Task prompt
From the listing below, copy each line where "newly" occurs.

The records
········

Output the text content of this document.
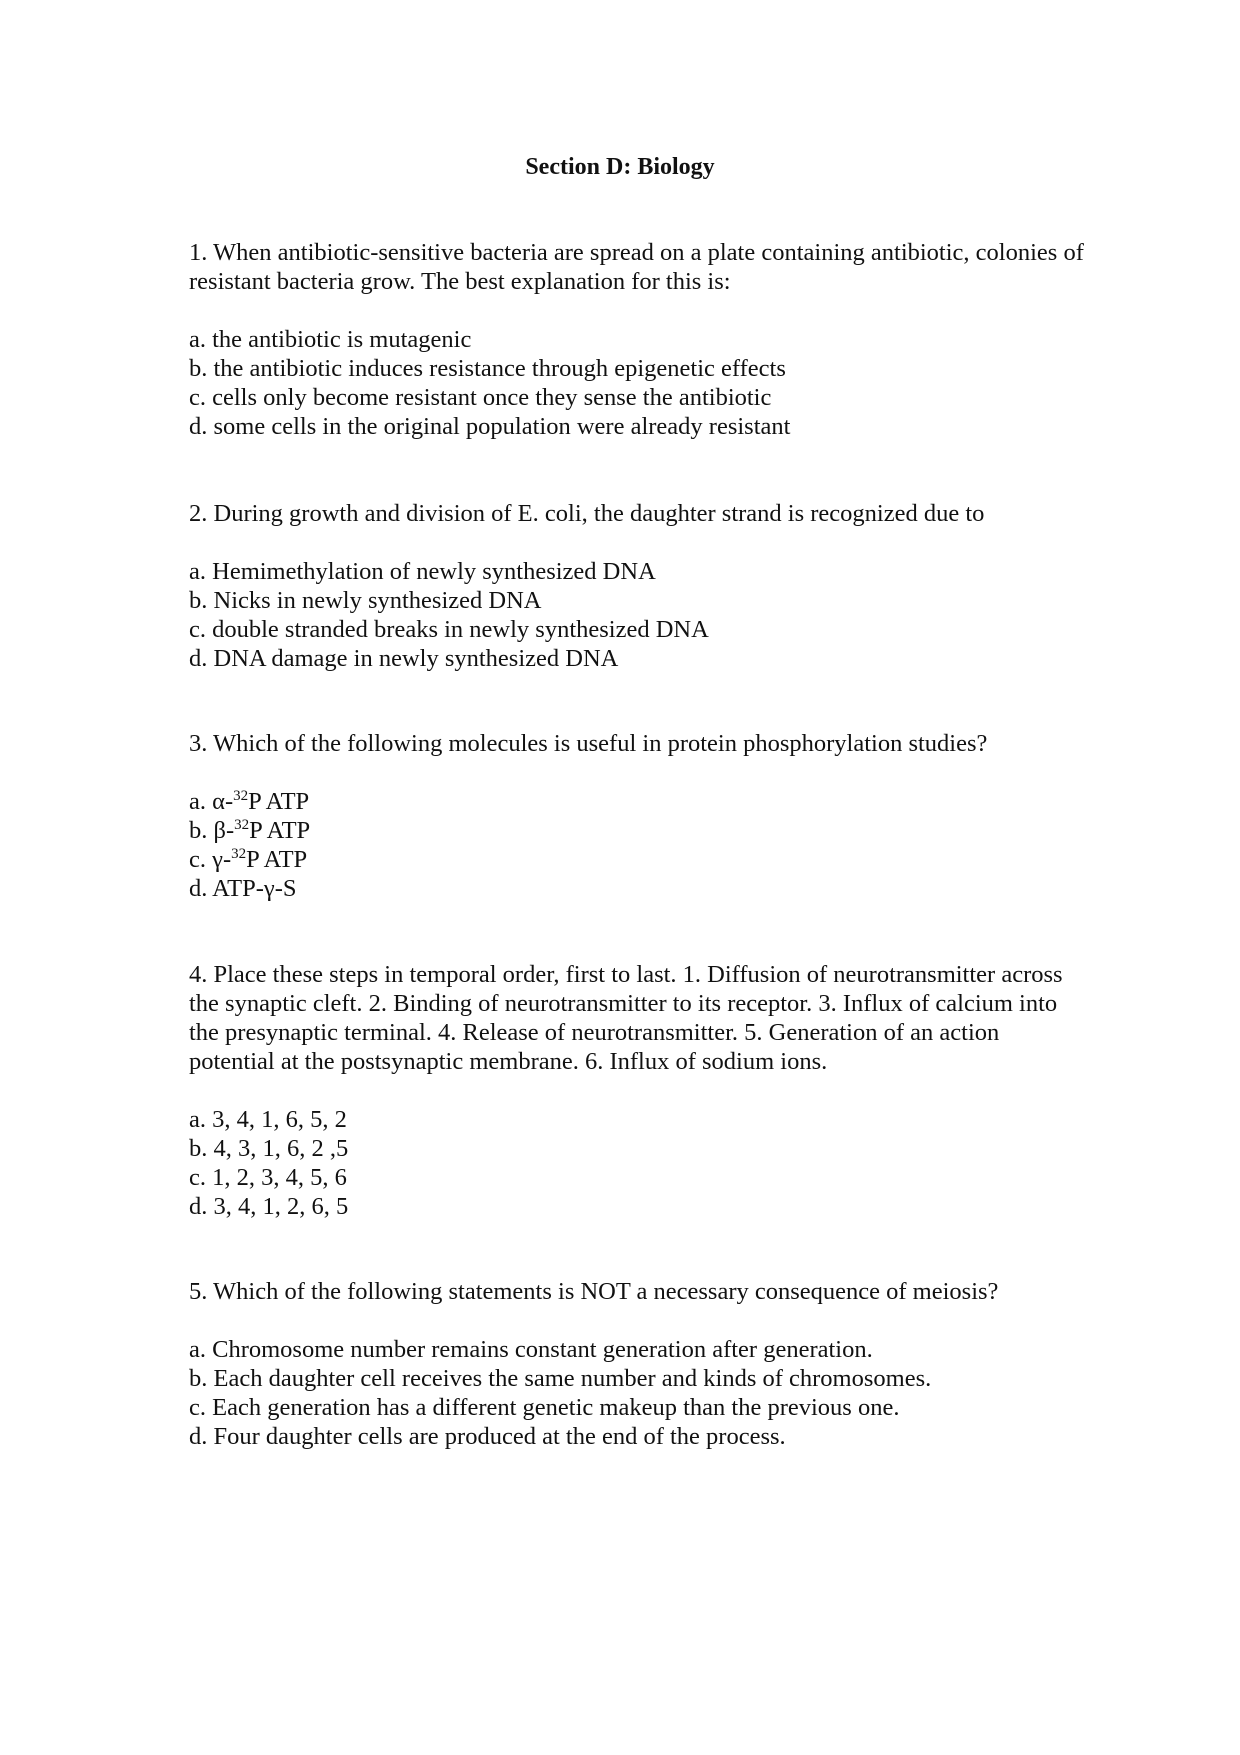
Section D: Biology

1. When antibiotic-sensitive bacteria are spread on a plate containing antibiotic, colonies of resistant bacteria grow. The best explanation for this is:

a. the antibiotic is mutagenic
b. the antibiotic induces resistance through epigenetic effects
c. cells only become resistant once they sense the antibiotic
d. some cells in the original population were already resistant

2. During growth and division of E. coli, the daughter strand is recognized due to

a. Hemimethylation of newly synthesized DNA
b. Nicks in newly synthesized DNA
c. double stranded breaks in newly synthesized DNA
d. DNA damage in newly synthesized DNA

3. Which of the following molecules is useful in protein phosphorylation studies?

a. α-$^{32}$P ATP
b. β-$^{32}$P ATP
c. γ-$^{32}$P ATP
d. ATP-γ-S

4. Place these steps in temporal order, first to last. 1. Diffusion of neurotransmitter across the synaptic cleft. 2. Binding of neurotransmitter to its receptor. 3. Influx of calcium into the presynaptic terminal. 4. Release of neurotransmitter. 5. Generation of an action potential at the postsynaptic membrane. 6. Influx of sodium ions.

a. 3, 4, 1, 6, 5, 2
b. 4, 3, 1, 6, 2 ,5
c. 1, 2, 3, 4, 5, 6
d. 3, 4, 1, 2, 6, 5

5. Which of the following statements is NOT a necessary consequence of meiosis?

a. Chromosome number remains constant generation after generation.
b. Each daughter cell receives the same number and kinds of chromosomes.
c. Each generation has a different genetic makeup than the previous one.
d. Four daughter cells are produced at the end of the process.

········

Solution for this task
a. Hemimethylation of newly synthesized DNA
b. Nicks in newly synthesized DNA
c. double stranded breaks in newly synthesized DNA
d. DNA damage in newly synthesized DNA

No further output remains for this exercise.